Stated goal — Copy out every line of the data exactly.

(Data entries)
= = = = = = =
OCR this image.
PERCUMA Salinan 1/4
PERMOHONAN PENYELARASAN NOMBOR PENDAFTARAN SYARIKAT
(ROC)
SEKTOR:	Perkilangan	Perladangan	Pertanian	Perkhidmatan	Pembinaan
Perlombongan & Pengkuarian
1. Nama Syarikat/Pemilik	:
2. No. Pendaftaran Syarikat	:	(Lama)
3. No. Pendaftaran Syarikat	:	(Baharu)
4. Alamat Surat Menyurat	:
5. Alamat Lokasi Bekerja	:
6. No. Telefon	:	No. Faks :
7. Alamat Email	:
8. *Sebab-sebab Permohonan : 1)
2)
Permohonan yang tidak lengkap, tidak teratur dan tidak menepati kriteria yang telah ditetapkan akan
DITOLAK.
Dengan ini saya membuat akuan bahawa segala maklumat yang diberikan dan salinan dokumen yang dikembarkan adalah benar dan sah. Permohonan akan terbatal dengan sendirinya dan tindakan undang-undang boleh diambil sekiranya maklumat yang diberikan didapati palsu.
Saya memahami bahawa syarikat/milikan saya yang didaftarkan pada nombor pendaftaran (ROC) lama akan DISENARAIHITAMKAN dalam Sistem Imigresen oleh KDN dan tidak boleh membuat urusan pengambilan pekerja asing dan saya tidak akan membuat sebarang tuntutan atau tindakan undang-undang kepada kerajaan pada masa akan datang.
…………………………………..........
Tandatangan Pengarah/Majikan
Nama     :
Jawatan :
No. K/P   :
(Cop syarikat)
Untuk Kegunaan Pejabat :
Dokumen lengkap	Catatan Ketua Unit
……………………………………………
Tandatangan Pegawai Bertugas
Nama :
= = = = = = =
Worked answer —
OCR this image.
PERCUMA Salinan 1/4
PERMOHONAN PENYELARASAN NOMBOR PENDAFTARAN SYARIKAT
(ROC)
SEKTOR:	Perkilangan	Perladangan	Pertanian	Perkhidmatan	Pembinaan
Perlombongan & Pengkuarian
1. Nama Syarikat/Pemilik	:
2. No. Pendaftaran Syarikat	:	(Lama)
3. No. Pendaftaran Syarikat	:	(Baharu)
4. Alamat Surat Menyurat	:
5. Alamat Lokasi Bekerja	:
6. No. Telefon	:	No. Faks :
7. Alamat Email	:
8. *Sebab-sebab Permohonan : 1)
2)
Permohonan yang tidak lengkap, tidak teratur dan tidak menepati kriteria yang telah ditetapkan akan
DITOLAK.
Dengan ini saya membuat akuan bahawa segala maklumat yang diberikan dan salinan dokumen yang dikembarkan adalah benar dan sah. Permohonan akan terbatal dengan sendirinya dan tindakan undang-undang boleh diambil sekiranya maklumat yang diberikan didapati palsu.
Saya memahami bahawa syarikat/milikan saya yang didaftarkan pada nombor pendaftaran (ROC) lama akan DISENARAIHITAMKAN dalam Sistem Imigresen oleh KDN dan tidak boleh membuat urusan pengambilan pekerja asing dan saya tidak akan membuat sebarang tuntutan atau tindakan undang-undang kepada kerajaan pada masa akan datang.
…………………………………..........
Tandatangan Pengarah/Majikan
Nama     :
Jawatan :
No. K/P   :
(Cop syarikat)
Untuk Kegunaan Pejabat :
Dokumen lengkap	Catatan Ketua Unit
……………………………………………
Tandatangan Pegawai Bertugas
Nama :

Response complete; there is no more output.